# GOAL
Find and copy each line of the records where the string "Marikina" shows up.

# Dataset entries
* start *
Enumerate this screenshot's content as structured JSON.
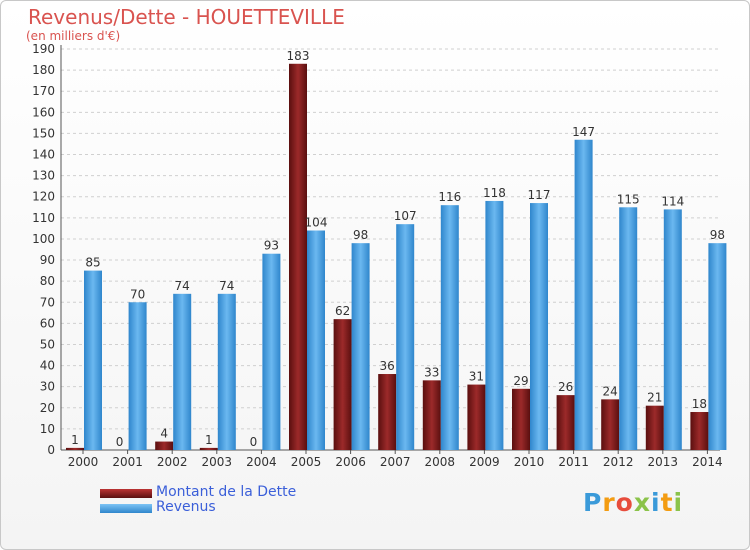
{
  "title": "Revenus/Dette - HOUETTEVILLE",
  "subtitle": "(en milliers d'€)",
  "colors": {
    "debt": "#7b1a1a",
    "revenue": "#4aa3e6",
    "title": "#d9534f",
    "legend_text": "#3b5fd9"
  },
  "chart_data": {
    "type": "bar",
    "title": "Revenus/Dette - HOUETTEVILLE",
    "ylabel": "(en milliers d'€)",
    "xlabel": "",
    "ylim": [
      0,
      190
    ],
    "yticks": [
      0,
      10,
      20,
      30,
      40,
      50,
      60,
      70,
      80,
      90,
      100,
      110,
      120,
      130,
      140,
      150,
      160,
      170,
      180,
      190
    ],
    "categories": [
      "2000",
      "2001",
      "2002",
      "2003",
      "2004",
      "2005",
      "2006",
      "2007",
      "2008",
      "2009",
      "2010",
      "2011",
      "2012",
      "2013",
      "2014"
    ],
    "series": [
      {
        "name": "Montant de la Dette",
        "color": "#7b1a1a",
        "values": [
          1,
          0,
          4,
          1,
          0,
          183,
          62,
          36,
          33,
          31,
          29,
          26,
          24,
          21,
          18
        ]
      },
      {
        "name": "Revenus",
        "color": "#4aa3e6",
        "values": [
          85,
          70,
          74,
          74,
          93,
          104,
          98,
          107,
          116,
          118,
          117,
          147,
          115,
          114,
          98
        ]
      }
    ],
    "legend": "bottom-left"
  },
  "legend": {
    "debt_label": "Montant de la Dette",
    "revenue_label": "Revenus"
  },
  "logo": {
    "letters": [
      "P",
      "r",
      "o",
      "x",
      "i",
      "t",
      "i"
    ],
    "colors": [
      "#3a9ad9",
      "#f39c12",
      "#e74c3c",
      "#8bc34a",
      "#3a9ad9",
      "#f39c12",
      "#8bc34a"
    ]
  }
}
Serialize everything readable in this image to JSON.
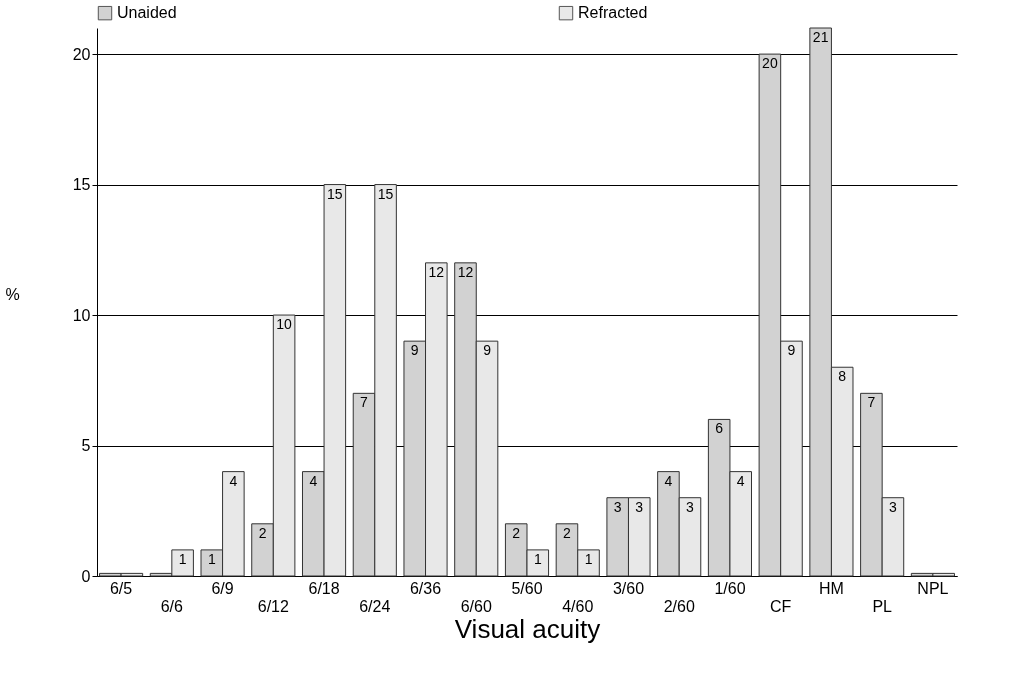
{
  "chart_data": {
    "type": "bar",
    "xlabel": "Visual acuity",
    "ylabel": "%",
    "categories": [
      "6/5",
      "6/6",
      "6/9",
      "6/12",
      "6/18",
      "6/24",
      "6/36",
      "6/60",
      "5/60",
      "4/60",
      "3/60",
      "2/60",
      "1/60",
      "CF",
      "HM",
      "PL",
      "NPL"
    ],
    "series": [
      {
        "name": "Unaided",
        "color": "#d2d2d2",
        "values": [
          0.1,
          0.1,
          1,
          2,
          4,
          7,
          9,
          12,
          2,
          2,
          3,
          4,
          6,
          20,
          21,
          7,
          0.1
        ],
        "value_labels": [
          null,
          null,
          "1",
          "2",
          "4",
          "7",
          "9",
          "12",
          "2",
          "2",
          "3",
          "4",
          "6",
          "20",
          "21",
          "7",
          null
        ]
      },
      {
        "name": "Refracted",
        "color": "#e8e8e8",
        "values": [
          0.1,
          1,
          4,
          10,
          15,
          15,
          12,
          9,
          1,
          1,
          3,
          3,
          4,
          9,
          8,
          3,
          0.1
        ],
        "value_labels": [
          null,
          "1",
          "4",
          "10",
          "15",
          "15",
          "12",
          "9",
          "1",
          "1",
          "3",
          "3",
          "4",
          "9",
          "8",
          "3",
          null
        ]
      }
    ],
    "ylim": [
      0,
      21
    ],
    "yticks": [
      0,
      5,
      10,
      15,
      20
    ],
    "grid": "y",
    "legend": "top"
  }
}
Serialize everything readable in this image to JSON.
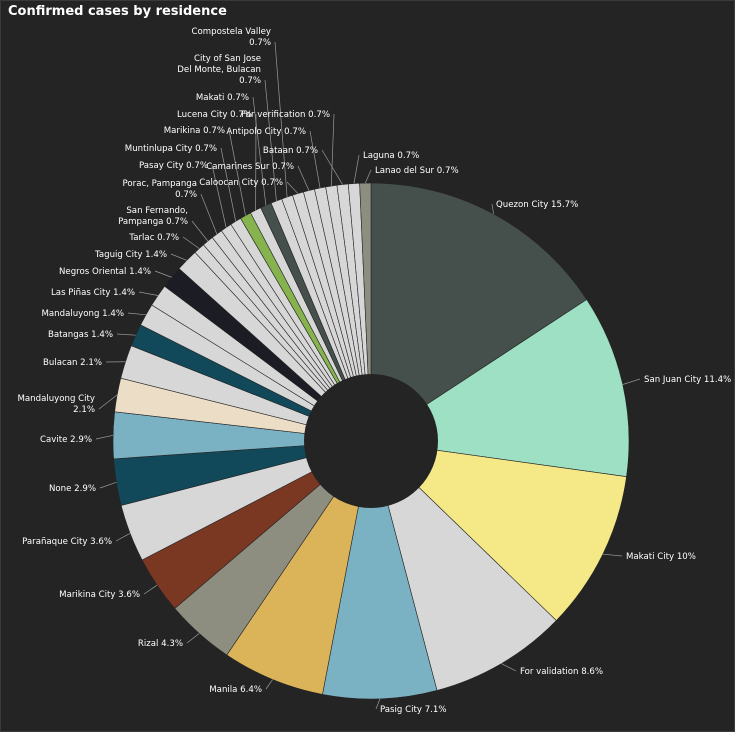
{
  "chart_data": {
    "type": "pie",
    "title": "Confirmed cases by residence",
    "donut": true,
    "start": "12 o'clock, clockwise",
    "slices": [
      {
        "label": "Quezon City",
        "value": 15.7,
        "pct": "15.7%",
        "color": "#454f4b"
      },
      {
        "label": "San Juan City",
        "value": 11.4,
        "pct": "11.4%",
        "color": "#9de0c3"
      },
      {
        "label": "Makati City",
        "value": 10,
        "pct": "10%",
        "color": "#f5e887"
      },
      {
        "label": "For validation",
        "value": 8.6,
        "pct": "8.6%",
        "color": "#d7d7d7"
      },
      {
        "label": "Pasig City",
        "value": 7.1,
        "pct": "7.1%",
        "color": "#7ab1c3"
      },
      {
        "label": "Manila",
        "value": 6.4,
        "pct": "6.4%",
        "color": "#dbb45a"
      },
      {
        "label": "Rizal",
        "value": 4.3,
        "pct": "4.3%",
        "color": "#8d8d80"
      },
      {
        "label": "Marikina City",
        "value": 3.6,
        "pct": "3.6%",
        "color": "#7a3823"
      },
      {
        "label": "Parañaque City",
        "value": 3.6,
        "pct": "3.6%",
        "color": "#d7d7d7"
      },
      {
        "label": "None",
        "value": 2.9,
        "pct": "2.9%",
        "color": "#11495a"
      },
      {
        "label": "Cavite",
        "value": 2.9,
        "pct": "2.9%",
        "color": "#7ab1c3"
      },
      {
        "label": "Mandaluyong City",
        "value": 2.1,
        "pct": "2.1%",
        "color": "#ecdec6"
      },
      {
        "label": "Bulacan",
        "value": 2.1,
        "pct": "2.1%",
        "color": "#d7d7d7"
      },
      {
        "label": "Batangas",
        "value": 1.4,
        "pct": "1.4%",
        "color": "#11495a"
      },
      {
        "label": "Mandaluyong",
        "value": 1.4,
        "pct": "1.4%",
        "color": "#d7d7d7"
      },
      {
        "label": "Las Piñas City",
        "value": 1.4,
        "pct": "1.4%",
        "color": "#d7d7d7"
      },
      {
        "label": "Negros Oriental",
        "value": 1.4,
        "pct": "1.4%",
        "color": "#1c1c24"
      },
      {
        "label": "Taguig City",
        "value": 1.4,
        "pct": "1.4%",
        "color": "#d7d7d7"
      },
      {
        "label": "Tarlac",
        "value": 0.7,
        "pct": "0.7%",
        "color": "#d7d7d7"
      },
      {
        "label": "San Fernando, Pampanga",
        "value": 0.7,
        "pct": "0.7%",
        "color": "#d7d7d7"
      },
      {
        "label": "Porac, Pampanga",
        "value": 0.7,
        "pct": "0.7%",
        "color": "#d7d7d7"
      },
      {
        "label": "Pasay City",
        "value": 0.7,
        "pct": "0.7%",
        "color": "#d7d7d7"
      },
      {
        "label": "Muntinlupa City",
        "value": 0.7,
        "pct": "0.7%",
        "color": "#d7d7d7"
      },
      {
        "label": "Marikina",
        "value": 0.7,
        "pct": "0.7%",
        "color": "#86b34e"
      },
      {
        "label": "Lucena City",
        "value": 0.7,
        "pct": "0.7%",
        "color": "#d7d7d7"
      },
      {
        "label": "Makati",
        "value": 0.7,
        "pct": "0.7%",
        "color": "#454f4b"
      },
      {
        "label": "City of San Jose Del Monte, Bulacan",
        "value": 0.7,
        "pct": "0.7%",
        "color": "#d7d7d7"
      },
      {
        "label": "Compostela Valley",
        "value": 0.7,
        "pct": "0.7%",
        "color": "#d7d7d7"
      },
      {
        "label": "Caloocan City",
        "value": 0.7,
        "pct": "0.7%",
        "color": "#d7d7d7"
      },
      {
        "label": "Camarines Sur",
        "value": 0.7,
        "pct": "0.7%",
        "color": "#d7d7d7"
      },
      {
        "label": "Antipolo City",
        "value": 0.7,
        "pct": "0.7%",
        "color": "#d7d7d7"
      },
      {
        "label": "For verification",
        "value": 0.7,
        "pct": "0.7%",
        "color": "#d7d7d7"
      },
      {
        "label": "Bataan",
        "value": 0.7,
        "pct": "0.7%",
        "color": "#d7d7d7"
      },
      {
        "label": "Laguna",
        "value": 0.7,
        "pct": "0.7%",
        "color": "#d7d7d7"
      },
      {
        "label": "Lanao del Sur",
        "value": 0.7,
        "pct": "0.7%",
        "color": "#8d8d80"
      }
    ]
  }
}
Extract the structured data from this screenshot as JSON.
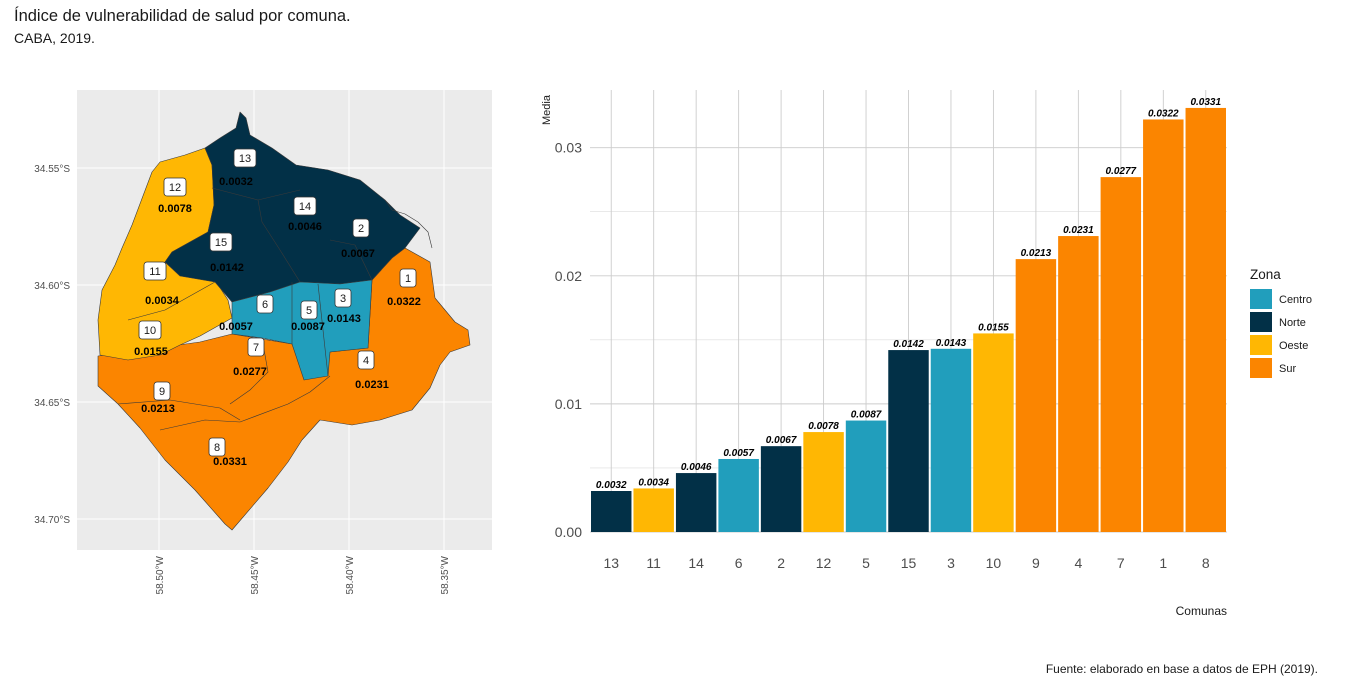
* end *
# REPLY
        "label": "Marikina City",
        "label": "Marikina",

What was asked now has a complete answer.